[Stored data]

(begin)

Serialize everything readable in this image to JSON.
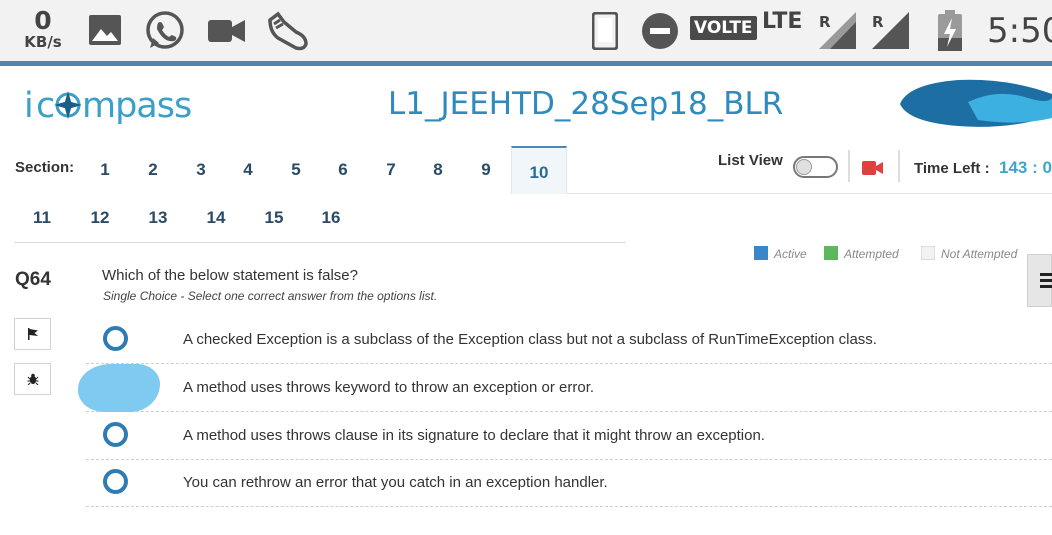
{
  "status_bar": {
    "data_rate": "0",
    "data_rate_unit": "KB/s",
    "volte": "VOLTE",
    "network": "LTE",
    "roaming_1": "R",
    "roaming_2": "R",
    "time": "5:50"
  },
  "header": {
    "logo_text": "icompass",
    "title": "L1_JEEHTD_28Sep18_BLR"
  },
  "sections": {
    "label": "Section:",
    "items": [
      "1",
      "2",
      "3",
      "4",
      "5",
      "6",
      "7",
      "8",
      "9",
      "10",
      "11",
      "12",
      "13",
      "14",
      "15",
      "16"
    ],
    "active": "10"
  },
  "controls": {
    "list_view_label": "List View",
    "list_view_on": false,
    "time_left_label": "Time Left :",
    "time_left_value": "143 : 0"
  },
  "legend": [
    {
      "label": "Active",
      "color": "#3a86c8"
    },
    {
      "label": "Attempted",
      "color": "#5cb85c"
    },
    {
      "label": "Not Attempted",
      "color": "#f2f2f2"
    }
  ],
  "question": {
    "number": "Q64",
    "text": "Which of the below statement is false?",
    "hint": "Single Choice - Select one correct answer from the options list.",
    "options": [
      "A checked Exception is a subclass of the Exception class but not a subclass of RunTimeException class.",
      "A method uses throws keyword to throw an exception or error.",
      "A method uses throws clause in its signature to declare that it might throw an exception.",
      "You can rethrow an error that you catch in an exception handler."
    ]
  },
  "colors": {
    "accent": "#2f7cb3",
    "title": "#2e8bbd",
    "timer": "#3ba6d0",
    "camera": "#e04040"
  }
}
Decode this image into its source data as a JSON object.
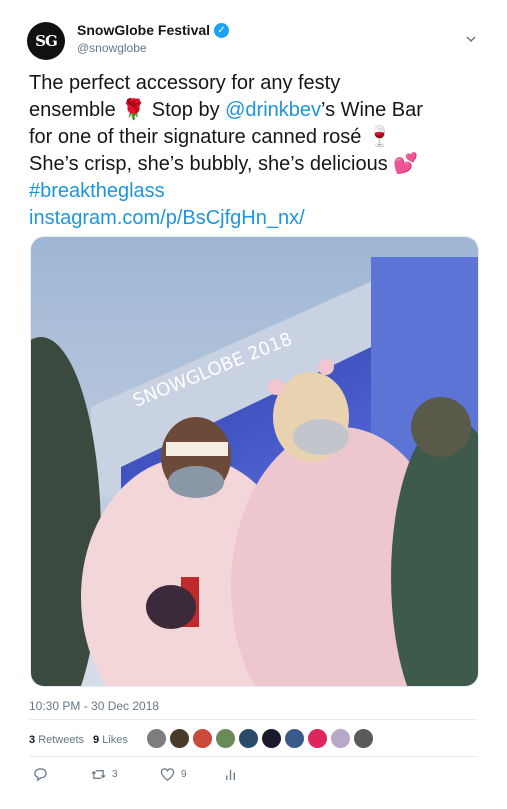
{
  "account": {
    "avatar_text": "SG",
    "display_name": "SnowGlobe Festival",
    "handle": "@snowglobe",
    "verified_icon": "verified-badge-icon"
  },
  "tweet": {
    "line1": "The perfect accessory for any festy",
    "line2_a": "ensemble ",
    "emoji_rose": "🌹",
    "line2_b": " Stop by ",
    "mention": "@drinkbev",
    "line2_c": "’s Wine Bar",
    "line3": "for one of their signature canned rosé ",
    "emoji_wine": "🍷",
    "line4": "She’s crisp, she’s bubbly, she’s delicious ",
    "emoji_hearts": "💕",
    "hashtag": "#breaktheglass",
    "link": "instagram.com/p/BsCjfgHn_nx/"
  },
  "photo": {
    "stage_banner": "SNOWGLOBE 2018"
  },
  "timestamp": "10:30 PM - 30 Dec 2018",
  "stats": {
    "retweets_count": "3",
    "retweets_label": "Retweets",
    "likes_count": "9",
    "likes_label": "Likes"
  },
  "actions": {
    "reply_icon": "reply-icon",
    "retweet_icon": "retweet-icon",
    "retweet_count": "3",
    "like_icon": "heart-icon",
    "like_count": "9",
    "analytics_icon": "analytics-icon"
  },
  "colors": {
    "link": "#1b95e0",
    "secondary_text": "#657786",
    "verified": "#1da1f2",
    "divider": "#e6ecf0"
  }
}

(end)

Written instruction
Which lines of the material contain the string "that"? List each of them.

Solved problem
      "A method uses throws clause in its signature to declare that it might throw an exception.",
      "You can rethrow an error that you catch in an exception handler."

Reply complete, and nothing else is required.